**DATA FOR PROCESSING**:
____________

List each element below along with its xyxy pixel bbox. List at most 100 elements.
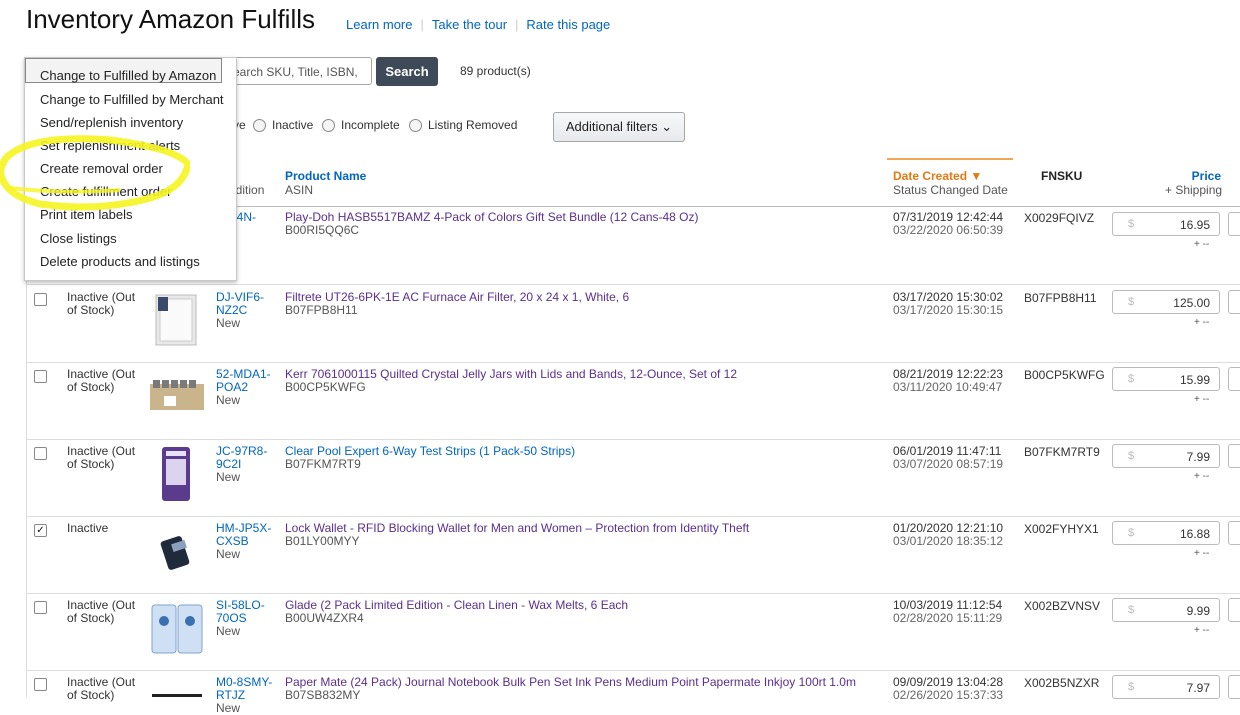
shipping-adjust[interactable]: + -- bbox=[1194, 239, 1209, 250]
product-cell: Play-Doh HASB5517BAMZ 4-Pack of Colors G… bbox=[285, 211, 699, 237]
menu-item-close-listings[interactable]: Close listings bbox=[40, 231, 117, 246]
row-status: Inactive bbox=[67, 521, 109, 535]
radio-icon[interactable] bbox=[253, 118, 266, 132]
product-thumbnail[interactable] bbox=[150, 291, 204, 349]
product-name-link[interactable]: Paper Mate (24 Pack) Journal Notebook Bu… bbox=[285, 676, 856, 689]
sku-link[interactable]: M0-8SMY-RTJZ New bbox=[216, 676, 276, 715]
price-input[interactable]: $7.99 bbox=[1112, 444, 1220, 468]
row-status: Inactive (Out of Stock) bbox=[67, 367, 136, 394]
additional-filters-button[interactable]: Additional filters ⌄ bbox=[553, 112, 685, 142]
product-thumbnail[interactable] bbox=[150, 599, 204, 657]
asin: B00RI5QQ6C bbox=[285, 223, 360, 237]
learn-more-link[interactable]: Learn more bbox=[346, 17, 412, 32]
date-created-header[interactable]: Date Created ▼ Status Changed Date bbox=[893, 169, 1008, 197]
product-cell: Lock Wallet - RFID Blocking Wallet for M… bbox=[285, 522, 749, 548]
row-checkbox[interactable] bbox=[34, 678, 47, 691]
table-row: Inactive (Out of Stock) 52-MDA1-POA2 New … bbox=[26, 362, 1240, 440]
row-checkbox[interactable] bbox=[34, 293, 47, 306]
menu-item-delete-products[interactable]: Delete products and listings bbox=[40, 254, 200, 269]
table-row: Inactive (Out of Stock) JC-97R8-9C2I New … bbox=[26, 439, 1240, 517]
shipping-adjust[interactable]: + -- bbox=[1194, 548, 1209, 559]
radio-icon[interactable] bbox=[409, 118, 422, 132]
product-thumbnail[interactable] bbox=[150, 368, 204, 426]
row-status: Inactive (Out of Stock) bbox=[67, 290, 136, 317]
product-thumbnail[interactable] bbox=[150, 676, 204, 704]
next-column-input[interactable] bbox=[1228, 675, 1240, 699]
link-separator: | bbox=[515, 17, 519, 32]
price-input[interactable]: $16.88 bbox=[1112, 521, 1220, 545]
next-column-input[interactable] bbox=[1228, 212, 1240, 236]
price-input[interactable]: $9.99 bbox=[1112, 598, 1220, 622]
menu-item-print-labels[interactable]: Print item labels bbox=[40, 207, 132, 222]
next-column-input[interactable] bbox=[1228, 444, 1240, 468]
search-button[interactable]: Search bbox=[376, 57, 438, 86]
next-column-input[interactable] bbox=[1228, 521, 1240, 545]
menu-item-create-fulfillment-order[interactable]: Create fulfillment order bbox=[40, 184, 172, 199]
menu-item-change-to-fba[interactable]: Change to Fulfilled by Amazon bbox=[40, 68, 216, 83]
radio-icon[interactable] bbox=[322, 118, 335, 132]
row-status: Inactive (Out of Stock) bbox=[67, 675, 136, 702]
link-separator: | bbox=[420, 17, 424, 32]
sku-link[interactable]: 52-MDA1-POA2 New bbox=[216, 368, 276, 407]
price-input[interactable]: $16.95 bbox=[1112, 212, 1220, 236]
price-header[interactable]: Price + Shipping bbox=[1165, 169, 1222, 197]
chevron-down-icon: ⌄ bbox=[661, 119, 673, 134]
menu-item-change-to-fbm[interactable]: Change to Fulfilled by Merchant bbox=[40, 92, 224, 107]
product-cell: Clear Pool Expert 6-Way Test Strips (1 P… bbox=[285, 445, 575, 471]
row-status: Inactive (Out of Stock) bbox=[67, 598, 136, 625]
shipping-adjust[interactable]: + -- bbox=[1194, 471, 1209, 482]
table-row: Inactive (Out of Stock) M0-8SMY-RTJZ New … bbox=[26, 670, 1240, 715]
table-row: ✓ Inactive HM-JP5X-CXSB New Lock Wallet -… bbox=[26, 516, 1240, 594]
product-cell: Glade (2 Pack Limited Edition - Clean Li… bbox=[285, 599, 628, 625]
asin: B07FPB8H11 bbox=[285, 303, 358, 317]
fnsku: X002B5NZXR bbox=[1024, 676, 1100, 690]
action-dropdown-menu: Change to Fulfilled by Amazon Change to … bbox=[24, 57, 237, 281]
header-links: Learn more | Take the tour | Rate this page bbox=[346, 17, 610, 32]
price-input[interactable]: $7.97 bbox=[1112, 675, 1220, 699]
next-column-input[interactable] bbox=[1228, 598, 1240, 622]
price-input[interactable]: $125.00 bbox=[1112, 290, 1220, 314]
asin: B07FKM7RT9 bbox=[285, 457, 361, 471]
price-input[interactable]: $15.99 bbox=[1112, 367, 1220, 391]
menu-item-replenishment-alerts[interactable]: Set replenishment alerts bbox=[40, 138, 180, 153]
filter-incomplete[interactable]: Incomplete bbox=[322, 118, 400, 132]
dates-cell: 07/31/2019 12:42:44 03/22/2020 06:50:39 bbox=[893, 210, 1004, 237]
next-column-input[interactable] bbox=[1228, 290, 1240, 314]
asin: B00CP5KWFG bbox=[285, 380, 366, 394]
dates-cell: 06/01/2019 11:47:11 03/07/2020 08:57:19 bbox=[893, 444, 1004, 471]
row-status: Inactive (Out of Stock) bbox=[67, 444, 136, 471]
menu-item-send-replenish[interactable]: Send/replenish inventory bbox=[40, 115, 183, 130]
product-name-header[interactable]: Product Name ASIN bbox=[285, 169, 366, 197]
sku-link[interactable]: SI-58LO-70OS New bbox=[216, 599, 276, 638]
filter-inactive[interactable]: Inactive bbox=[253, 118, 313, 132]
shipping-adjust[interactable]: + -- bbox=[1194, 317, 1209, 328]
rate-page-link[interactable]: Rate this page bbox=[526, 17, 610, 32]
row-checkbox[interactable] bbox=[34, 601, 47, 614]
sku-link[interactable]: JC-97R8-9C2I New bbox=[216, 445, 276, 484]
row-checkbox[interactable]: ✓ bbox=[34, 524, 47, 537]
product-cell: Paper Mate (24 Pack) Journal Notebook Bu… bbox=[285, 676, 856, 702]
take-tour-link[interactable]: Take the tour bbox=[432, 17, 507, 32]
row-checkbox[interactable] bbox=[34, 447, 47, 460]
sort-indicator-bar bbox=[887, 158, 1013, 160]
table-row: Inactive (Out of Stock) SI-58LO-70OS New … bbox=[26, 593, 1240, 671]
product-thumbnail[interactable] bbox=[150, 522, 204, 580]
fnsku: B07FPB8H11 bbox=[1024, 291, 1097, 305]
fnsku: X002FYHYX1 bbox=[1024, 522, 1099, 536]
shipping-adjust[interactable]: + -- bbox=[1194, 394, 1209, 405]
asin: B00UW4ZXR4 bbox=[285, 611, 364, 625]
fnsku: X002BZVNSV bbox=[1024, 599, 1101, 613]
sku-link[interactable]: HM-JP5X-CXSB New bbox=[216, 522, 276, 561]
menu-item-create-removal-order[interactable]: Create removal order bbox=[40, 161, 163, 176]
product-cell: Filtrete UT26-6PK-1E AC Furnace Air Filt… bbox=[285, 291, 629, 317]
shipping-adjust[interactable]: + -- bbox=[1194, 625, 1209, 636]
dates-cell: 03/17/2020 15:30:02 03/17/2020 15:30:15 bbox=[893, 290, 1004, 317]
product-thumbnail[interactable] bbox=[150, 445, 204, 503]
search-input[interactable]: earch SKU, Title, ISBN, bbox=[228, 57, 372, 85]
fnsku: B07FKM7RT9 bbox=[1024, 445, 1100, 459]
next-column-input[interactable] bbox=[1228, 367, 1240, 391]
filter-listing-removed[interactable]: Listing Removed bbox=[409, 118, 517, 132]
row-checkbox[interactable] bbox=[34, 370, 47, 383]
product-cell: Kerr 7061000115 Quilted Crystal Jelly Ja… bbox=[285, 368, 737, 394]
sku-link[interactable]: DJ-VIF6-NZ2C New bbox=[216, 291, 276, 330]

____________

**TO DO**: Copy out once more, with no changes, the part of the material that starts at the line containing "shipping-adjust[interactable]: + -- bbox=[1194, 239, 1209, 250]" and ends at the line containing "product-thumbnail[interactable] bbox=[150, 291, 204, 349]", both of those lines included.

**FULL OUTPUT**:
shipping-adjust[interactable]: + -- bbox=[1194, 239, 1209, 250]
product-cell: Play-Doh HASB5517BAMZ 4-Pack of Colors G… bbox=[285, 211, 699, 237]
menu-item-close-listings[interactable]: Close listings bbox=[40, 231, 117, 246]
row-status: Inactive bbox=[67, 521, 109, 535]
radio-icon[interactable] bbox=[253, 118, 266, 132]
product-thumbnail[interactable] bbox=[150, 291, 204, 349]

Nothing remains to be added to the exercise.